## WHAT THE TASK REQUIRES
Output the data that follows exactly, line for line.

## Data listing
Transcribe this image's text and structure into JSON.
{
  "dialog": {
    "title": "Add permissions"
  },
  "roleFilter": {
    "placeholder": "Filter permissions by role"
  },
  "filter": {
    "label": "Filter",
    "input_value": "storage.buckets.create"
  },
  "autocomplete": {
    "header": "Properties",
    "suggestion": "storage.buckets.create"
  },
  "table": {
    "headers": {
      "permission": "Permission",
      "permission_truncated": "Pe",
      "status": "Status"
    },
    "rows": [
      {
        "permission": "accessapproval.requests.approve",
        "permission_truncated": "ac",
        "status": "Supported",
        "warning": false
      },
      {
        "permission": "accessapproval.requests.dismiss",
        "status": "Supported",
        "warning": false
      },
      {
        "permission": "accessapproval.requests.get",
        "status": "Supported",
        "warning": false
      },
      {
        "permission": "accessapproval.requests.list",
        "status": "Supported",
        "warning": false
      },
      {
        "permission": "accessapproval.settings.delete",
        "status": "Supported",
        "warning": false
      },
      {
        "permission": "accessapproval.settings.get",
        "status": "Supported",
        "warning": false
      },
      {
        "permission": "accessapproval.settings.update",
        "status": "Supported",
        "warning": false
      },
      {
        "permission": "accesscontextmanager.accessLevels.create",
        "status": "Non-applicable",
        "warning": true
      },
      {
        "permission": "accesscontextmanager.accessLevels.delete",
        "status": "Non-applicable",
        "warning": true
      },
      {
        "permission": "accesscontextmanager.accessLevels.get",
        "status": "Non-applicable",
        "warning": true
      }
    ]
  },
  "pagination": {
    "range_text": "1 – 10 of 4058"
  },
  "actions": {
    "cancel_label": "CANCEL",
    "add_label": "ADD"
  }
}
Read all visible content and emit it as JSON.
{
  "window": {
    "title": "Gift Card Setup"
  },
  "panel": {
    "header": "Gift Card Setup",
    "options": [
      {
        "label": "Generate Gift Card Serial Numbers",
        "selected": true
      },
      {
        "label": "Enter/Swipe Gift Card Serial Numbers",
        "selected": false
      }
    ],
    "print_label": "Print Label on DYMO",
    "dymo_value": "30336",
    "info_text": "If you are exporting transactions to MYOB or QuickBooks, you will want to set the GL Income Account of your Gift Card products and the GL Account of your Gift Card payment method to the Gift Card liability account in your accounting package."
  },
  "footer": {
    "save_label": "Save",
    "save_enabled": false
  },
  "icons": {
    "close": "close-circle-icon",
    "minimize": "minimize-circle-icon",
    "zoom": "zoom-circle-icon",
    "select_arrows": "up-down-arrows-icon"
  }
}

## RESPONSE BELOW
Transcribe this image's text and structure into JSON.
{
  "dialog": {
    "title": "Add permissions"
  },
  "roleFilter": {
    "placeholder": "Filter permissions by role"
  },
  "filter": {
    "label": "Filter",
    "input_value": "storage.buckets.create"
  },
  "autocomplete": {
    "header": "Properties",
    "suggestion": "storage.buckets.create"
  },
  "table": {
    "headers": {
      "permission": "Permission",
      "permission_truncated": "Pe",
      "status": "Status"
    },
    "rows": [
      {
        "permission": "accessapproval.requests.approve",
        "permission_truncated": "ac",
        "status": "Supported",
        "warning": false
      },
      {
        "permission": "accessapproval.requests.dismiss",
        "status": "Supported",
        "warning": false
      },
      {
        "permission": "accessapproval.requests.get",
        "status": "Supported",
        "warning": false
      },
      {
        "permission": "accessapproval.requests.list",
        "status": "Supported",
        "warning": false
      },
      {
        "permission": "accessapproval.settings.delete",
        "status": "Supported",
        "warning": false
      },
      {
        "permission": "accessapproval.settings.get",
        "status": "Supported",
        "warning": false
      },
      {
        "permission": "accessapproval.settings.update",
        "status": "Supported",
        "warning": false
      },
      {
        "permission": "accesscontextmanager.accessLevels.create",
        "status": "Non-applicable",
        "warning": true
      },
      {
        "permission": "accesscontextmanager.accessLevels.delete",
        "status": "Non-applicable",
        "warning": true
      },
      {
        "permission": "accesscontextmanager.accessLevels.get",
        "status": "Non-applicable",
        "warning": true
      }
    ]
  },
  "pagination": {
    "range_text": "1 – 10 of 4058"
  },
  "actions": {
    "cancel_label": "CANCEL",
    "add_label": "ADD"
  }
}
Read all visible content and emit it as JSON.
{
  "window": {
    "title": "Gift Card Setup"
  },
  "panel": {
    "header": "Gift Card Setup",
    "options": [
      {
        "label": "Generate Gift Card Serial Numbers",
        "selected": true
      },
      {
        "label": "Enter/Swipe Gift Card Serial Numbers",
        "selected": false
      }
    ],
    "print_label": "Print Label on DYMO",
    "dymo_value": "30336",
    "info_text": "If you are exporting transactions to MYOB or QuickBooks, you will want to set the GL Income Account of your Gift Card products and the GL Account of your Gift Card payment method to the Gift Card liability account in your accounting package."
  },
  "footer": {
    "save_label": "Save",
    "save_enabled": false
  },
  "icons": {
    "close": "close-circle-icon",
    "minimize": "minimize-circle-icon",
    "zoom": "zoom-circle-icon",
    "select_arrows": "up-down-arrows-icon"
  }
}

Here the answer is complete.